It was discussed once by my mother and like Marge Simpson, and said it will never be discussed again.
Mods pull if too controversial.
Today, electric shock therapy has been shelved in favor of talk therapy... and opposite sex hormones and genital surgeries.
Is there a link to the entire article?
My father in law had it in the 60’s. His wife told me it helped. She told me he was suicidal after coming home from WWII—and had been a mess for years.
I’ve worked at a behavioral health hospital in the 2015-18 years and while it was used, it was very different from the “old days.”
It can help
https://www.mytherapist.com/advice/therapy/the-history-of-electric-shock-therapy/
Shock Therapy. Better than the good old fashined Frontal Lobotomy.
Just ask Rosemary Kennedy.
A friend defeated around 10 interlocks to get to the guts of a sputtering system, got a finger on a 10 Kv 10KHz power supply. His skin nearly vaporized.
Many Leftists need Shock Therapy...some have had it and need it again, some FR members need it as well.
I have administered general anesthesia for 1,000’s of ECT’s. I am one of many healthcare professionals who’ve lost faith in the “System” after the pathetic and unethical mismanagement of the Covid farce. I can tell you though, that ECT is one of the most effective and humane therapies for numerous psychiatric conditions. Our patients were treated supportively and with utmost respect. All ECT’s in modern times are done under general anesthesia and at our facility with great consideration to minimizing post-op difficulties, such as headache, muscle aches, nausea, etc. Yes, I’ve heard all of the horror stories from past misuse of ECT, but I know of no facilities using the archaic and cruel methods of olden days. I can testify with absolute
sincerity that I’ve seen many, many miraculous recoveries due to ECT and have seen many, many patients maintained in a stable state with maintenance ECT’s as often as one every
1-6 months. We performed ECT’s on physicians, RN’s, physician assistants, CEO’s and many others from all walks of life. Many of our patients were able to return to work and normal lives. Often times, patients and their families stated clearly that they just wish they had known how effective ECT could be and how outmoded the horror stories were. Overcoming the terror and stigma related to these highly effective treatments was often the biggest impediment to early treatment. The miraculous recoveries gave many of us the most rewarding experiences in our careers. One time a previously vibrant, attractive young professional came into the hospital after a failed, attempted medical management of a severe, acute onset depression with psychosis, now catatonic. I anesthetized her for her 1st, 4th, and 9th ECT.
Typically, the regimen involved Monday, Wednesday, Friday treatments for 3-4 weeks and then 1 per week and then 1 per 2 wks. On the 1st ECT, she was very haggard, unkempt, and unresponsive. Her husband was despondent and at his wits end worrying about their 3 children. At the time of her 4th ECT, she was awake and responding. At the time of her 9th ECT, she was bright, beautiful, smiling and very grateful. Without witnessing the wonderful recovery, a person would not have believed she was the same person seen on day 1. This was just one of many similar recoveries I witnessed during 30 years of assisting with ECT. We almost always had nursing, medical, pharmacy, and other students observing and residents assisting. Our goal was to send these observers out into the world with the message that ECT is not at all performed in the primitive manner of early years and that it can be so much more useful if the dark stigma could be overcome and patients could present without the utter terror that is still too common.
My younger years as an electrician and general geek for the power company could be misconstrued as shock therapy.
I read a story in National Lampoon True Facts (unusual newspaper clippings) once about how they got a new electroshock machine in a British facility. But the patients were not convulsing when shocked. Someone decided the new machines didn’t make people convulse and for years they flipped the switch and observed results of people getting better over time due to shocking them.
Then a new nurse said “Hey, why isn’t the patient convulsing?”
“It’s the new machine,” they replied. “They don’t convulse.”
“No, I just came from a facility where they use this exact model and they convulse just like any electro-shock machine.”
Turns out it was broken and they began to wonder if shocking was really helping anyone.

▶ [Records shown]:
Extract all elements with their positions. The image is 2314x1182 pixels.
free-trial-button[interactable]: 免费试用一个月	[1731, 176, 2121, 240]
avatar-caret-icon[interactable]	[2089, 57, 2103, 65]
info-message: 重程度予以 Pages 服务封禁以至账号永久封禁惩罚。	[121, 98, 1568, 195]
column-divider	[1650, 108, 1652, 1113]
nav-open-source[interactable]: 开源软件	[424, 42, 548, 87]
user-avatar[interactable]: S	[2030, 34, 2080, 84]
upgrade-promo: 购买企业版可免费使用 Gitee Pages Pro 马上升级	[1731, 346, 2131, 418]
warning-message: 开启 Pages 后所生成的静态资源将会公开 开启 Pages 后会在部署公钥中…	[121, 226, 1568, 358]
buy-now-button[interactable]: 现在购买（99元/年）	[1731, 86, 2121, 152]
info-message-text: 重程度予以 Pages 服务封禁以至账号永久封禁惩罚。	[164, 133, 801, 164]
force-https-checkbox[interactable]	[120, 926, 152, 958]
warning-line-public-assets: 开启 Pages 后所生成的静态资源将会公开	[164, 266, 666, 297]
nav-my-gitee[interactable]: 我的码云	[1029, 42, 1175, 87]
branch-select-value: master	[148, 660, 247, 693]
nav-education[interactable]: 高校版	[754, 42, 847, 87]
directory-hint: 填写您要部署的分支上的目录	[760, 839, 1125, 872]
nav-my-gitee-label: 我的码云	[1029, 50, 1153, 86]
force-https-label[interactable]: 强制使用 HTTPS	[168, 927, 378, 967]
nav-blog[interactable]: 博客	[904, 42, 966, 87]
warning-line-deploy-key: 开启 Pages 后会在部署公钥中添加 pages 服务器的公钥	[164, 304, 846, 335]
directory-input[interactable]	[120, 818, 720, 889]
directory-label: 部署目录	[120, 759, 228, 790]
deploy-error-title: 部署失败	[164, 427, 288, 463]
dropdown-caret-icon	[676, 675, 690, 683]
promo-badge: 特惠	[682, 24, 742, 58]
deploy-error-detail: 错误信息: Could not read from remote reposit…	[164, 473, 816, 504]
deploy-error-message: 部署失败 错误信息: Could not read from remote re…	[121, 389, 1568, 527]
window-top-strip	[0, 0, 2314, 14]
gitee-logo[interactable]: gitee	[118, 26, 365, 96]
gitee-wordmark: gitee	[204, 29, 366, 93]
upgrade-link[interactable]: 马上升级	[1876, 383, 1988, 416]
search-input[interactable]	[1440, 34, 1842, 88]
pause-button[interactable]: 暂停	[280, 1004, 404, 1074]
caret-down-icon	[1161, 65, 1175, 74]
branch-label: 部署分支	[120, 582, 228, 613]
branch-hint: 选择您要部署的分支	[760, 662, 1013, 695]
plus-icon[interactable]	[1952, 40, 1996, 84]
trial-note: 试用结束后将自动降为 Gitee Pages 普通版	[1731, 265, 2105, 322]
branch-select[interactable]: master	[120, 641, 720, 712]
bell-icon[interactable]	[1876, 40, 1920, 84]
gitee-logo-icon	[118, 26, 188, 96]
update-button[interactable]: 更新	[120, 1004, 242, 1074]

▶ [Task item]:
Can you return, word for word, the part of the shock therapy thread starting with "Then a new nurse" and going on through "really helping anyone."?

▶ [Completed task]:
Then a new nurse said “Hey, why isn’t the patient convulsing?”
“It’s the new machine,” they replied. “They don’t convulse.”
“No, I just came from a facility where they use this exact model and they convulse just like any electro-shock machine.”
Turns out it was broken and they began to wonder if shocking was really helping anyone.